** Brano proposto **
Creato il 28 settembre 2015 da Nicolamisani

Qualche tempo fa andai alla conferenza dell’amministratore delegato di una casa italiana della moda, piuttosto nota. Un uomo alto, atletico, con i capelli rasati, che nell’occasione indossava un abito chiaro di taglio giovanile. Gli stava benissimo. Gli diedi ad occhio meno di cinquant’anni, per scoprire poi che li aveva superati da un pezzo. Ci raccontò che verso la fine dell’anno scorso si era trovato a cercare un nuovo direttore creativo per l’azienda. Quello precedente aveva lasciato la carica all’improvviso, a quanto si sussurra non proprio di sua volontà, non prima però di disegnare le collezioni per le sfilate di inizio 2015. Perciò l’amministratore delegato aveva avuto un po’ di tempo per riflettere sul sostituto.

** Dati estratti **
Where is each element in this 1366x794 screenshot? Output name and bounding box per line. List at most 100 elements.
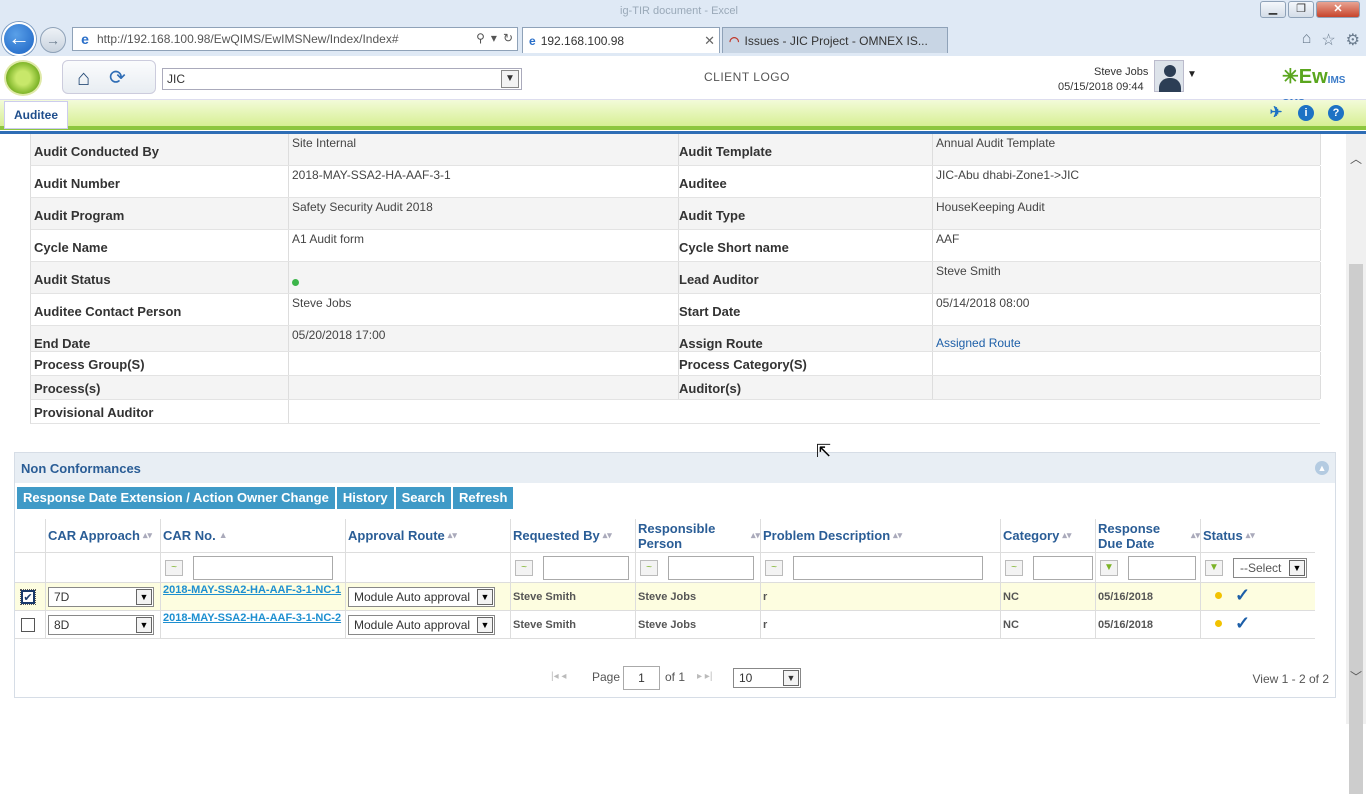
chevron-down-icon[interactable]: ▼ [136,589,152,605]
last-page-icon[interactable]: ▸ ▸| [697,671,712,682]
chevron-down-icon[interactable]: ▼ [477,617,493,633]
col-responsible-person[interactable]: Responsible Person ▴▾ [635,519,760,552]
back-arrow-icon[interactable]: ← [2,22,36,56]
filter-op-icon[interactable]: ~ [640,560,658,576]
minimize-icon[interactable]: ▁ [1260,1,1286,18]
detail-label: Process Category(S) [678,352,932,375]
chevron-down-icon[interactable]: ▼ [477,589,493,605]
tab-close-icon[interactable]: ✕ [704,33,715,49]
app-home-icon[interactable]: ⌂ [77,65,90,91]
car-approach-select[interactable]: 8D ▼ [48,615,154,635]
filter-due-date-input[interactable] [1128,556,1196,580]
column-label: Category [1003,528,1060,543]
collapse-icon[interactable]: ▲ [1315,461,1329,475]
browser-tab-inactive[interactable]: ◠ Issues - JIC Project - OMNEX IS... [722,27,948,53]
problem-cell: r [760,611,1000,638]
forward-arrow-icon[interactable]: → [40,27,66,53]
filter-responsible-input[interactable] [668,556,754,580]
filter-op-icon[interactable]: ~ [165,560,183,576]
scroll-up-icon[interactable]: ︿ [1350,150,1362,167]
restore-icon[interactable]: ❐ [1288,1,1314,18]
help-icon[interactable]: ? [1328,105,1344,121]
search-icon[interactable]: ⚲ [476,31,485,45]
row-checkbox[interactable] [21,618,35,632]
dropdown-icon[interactable]: ▾ [491,31,497,45]
col-category[interactable]: Category ▴▾ [1000,519,1095,552]
filter-status-value: --Select [1240,561,1282,575]
info-icon[interactable]: i [1298,105,1314,121]
col-approval-route[interactable]: Approval Route ▴▾ [345,519,510,552]
status-indicator-icon [292,279,299,286]
detail-row: Process Group(S) Process Category(S) [30,352,1321,376]
chevron-down-icon[interactable]: ▼ [501,70,519,88]
detail-label: Cycle Name [34,240,108,255]
pin-icon[interactable]: ✈ [1268,105,1284,121]
chevron-down-icon[interactable]: ▼ [136,617,152,633]
page-number-input[interactable]: 1 [623,666,660,690]
filter-car-no-input[interactable] [193,556,333,580]
scroll-thumb[interactable] [1349,264,1363,794]
settings-gear-icon[interactable]: ⚙ [1346,30,1360,50]
browser-tab-active[interactable]: e 192.168.100.98 ✕ [522,27,720,53]
page-scrollbar[interactable]: ︿ ﹀ [1346,134,1366,794]
approval-route-select[interactable]: Module Auto approval ▼ [348,587,495,607]
site-select[interactable]: JIC ▼ [162,68,522,90]
site-select-value: JIC [167,72,185,86]
car-approach-select[interactable]: 7D ▼ [48,587,154,607]
chevron-down-icon[interactable]: ▼ [783,670,799,686]
page-size-select[interactable]: 10 ▼ [733,668,801,688]
filter-problem-input[interactable] [793,556,983,580]
chevron-down-icon[interactable]: ▼ [1289,560,1305,576]
tab-auditee[interactable]: Auditee [4,101,68,129]
address-url[interactable]: http://192.168.100.98/EwQIMS/EwIMSNew/In… [97,32,399,46]
detail-label: Start Date [678,294,932,325]
col-status[interactable]: Status ▴▾ [1200,519,1315,552]
col-car-approach[interactable]: CAR Approach ▴▾ [45,519,160,552]
assigned-route-link[interactable]: Assigned Route [932,326,1321,351]
car-no-link[interactable]: 2018-MAY-SSA2-HA-AAF-3-1-NC-1 [163,584,343,597]
detail-label: Audit Program [34,208,125,223]
checkmark-icon[interactable]: ✓ [1235,585,1250,606]
col-car-no[interactable]: CAR No. ▲ [160,519,345,552]
user-avatar[interactable] [1154,60,1184,92]
filter-op-icon[interactable]: ~ [1005,560,1023,576]
reload-icon[interactable]: ↻ [503,31,513,45]
status-dot-icon [1215,592,1222,599]
home-icon[interactable]: ⌂ [1302,30,1312,50]
filter-requested-by-input[interactable] [543,556,629,580]
col-problem-description[interactable]: Problem Description ▴▾ [760,519,1000,552]
filter-status-select[interactable]: --Select ▼ [1233,558,1307,578]
table-row[interactable]: ✔ 7D ▼ 2018-MAY-SSA2-HA-AAF-3-1-NC-1 Module … [15,583,1315,611]
sort-icon: ▴▾ [893,530,903,540]
scroll-down-icon[interactable]: ﹀ [1350,668,1362,685]
table-row[interactable]: 8D ▼ 2018-MAY-SSA2-HA-AAF-3-1-NC-2 Module A… [15,611,1315,639]
car-no-link[interactable]: 2018-MAY-SSA2-HA-AAF-3-1-NC-2 [163,612,343,625]
avatar-caret-icon[interactable]: ▼ [1187,69,1197,80]
filter-op-icon[interactable]: ~ [515,560,533,576]
home-refresh-box: ⌂ ⟳ [62,60,156,94]
detail-value: Annual Audit Template [932,134,1321,165]
filter-op-icon[interactable]: ~ [765,560,783,576]
close-icon[interactable]: ✕ [1316,1,1360,18]
app-logo-icon[interactable] [4,60,42,96]
app-refresh-icon[interactable]: ⟳ [109,65,126,90]
filter-category-input[interactable] [1033,556,1093,580]
checkmark-icon[interactable]: ✓ [1235,613,1250,634]
responsible-cell: Steve Jobs [635,583,760,610]
favorites-star-icon[interactable]: ☆ [1321,30,1335,50]
history-button[interactable]: History [336,487,394,509]
first-page-icon[interactable]: |◂ ◂ [551,671,566,682]
window-titlebar: ig-TIR document - Excel ▁ ❐ ✕ [0,0,1366,22]
filter-funnel-icon[interactable]: ▼ [1100,560,1118,576]
module-toolbar: Auditee ✈ i ? [0,100,1366,130]
response-date-extension-button[interactable]: Response Date Extension / Action Owner C… [17,487,335,509]
search-button[interactable]: Search [395,487,451,509]
col-requested-by[interactable]: Requested By ▴▾ [510,519,635,552]
refresh-button[interactable]: Refresh [452,487,514,509]
filter-funnel-icon[interactable]: ▼ [1205,560,1223,576]
col-response-due-date[interactable]: Response Due Date ▴▾ [1095,519,1200,552]
address-bar[interactable]: e http://192.168.100.98/EwQIMS/EwIMSNew/… [72,27,518,51]
status-dot-icon [1215,620,1222,627]
approval-route-select[interactable]: Module Auto approval ▼ [348,615,495,635]
row-checkbox[interactable]: ✔ [20,589,36,605]
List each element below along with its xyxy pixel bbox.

** Attività da svolgere **
(a) Individua tutte le righe che contengono la stringa "Process" e copiale, distinguendo tra maiuscole e minuscole.
(b) Riprendi il brano sulla scelta del nuovo direttore creativo e proseguilo dal punto in cui termina.

** Esiti delle attività **
(a)
detail-label: Process Category(S) [678,352,932,375]
detail-row: Process Group(S) Process Category(S) [30,352,1321,376]

(b)
I cacciatori di teste avevano steso una lista di candidati. Tutti nomi celebri, che appaiono ogni giorno su Women’s Wear Daily o Business of Fashion. L’amministratore delegato aveva cominciato a intervistarli. Nel frattempo, si era preoccupato di parlare ai dipendenti migliori dell’azienda, spaventati dal terremoto in corso, per evitare che salpassero verso lidi più sicuri. Uno di loro, l’assistente del precedente direttore creativo, aveva approfittato del colloquio con l’amministratore delegato per presentargli le sue idee sulla strada stilistica che, a suo avviso, l’azienda avrebbe dovuto prendere. L’amministratore delegato ne era stato colpito. “Mi piacque perché era una persona normale”, ci disse, lasciando che traessimo le nostre deduzioni sugli altri stilisti che aveva incontrato nella sua carriera.

Il Natale ormai si avvicinava. All’inizio della conferenza, l’amministratore delegato ci aveva spiegato che osservava la regola di non lavorare mai alla sera e nei fine settimana. Era una questione di work-life balance, a vantaggio anche del work, perché per essere lucido un dirigente ha bisogno di staccare e rinfrescare la mente. Inoltre, aveva proseguito, se uno lavora fuori orario significa che non è organizzato. Se lo fosse, riuscirebbe a sbrigare tutto il lavoro mentre è in ufficio.

L’amministratore delegato aveva pertanto sospeso la caccia al nuovo stilista ed era partito per le vacanze qualche giorno prima del 25 dicembre.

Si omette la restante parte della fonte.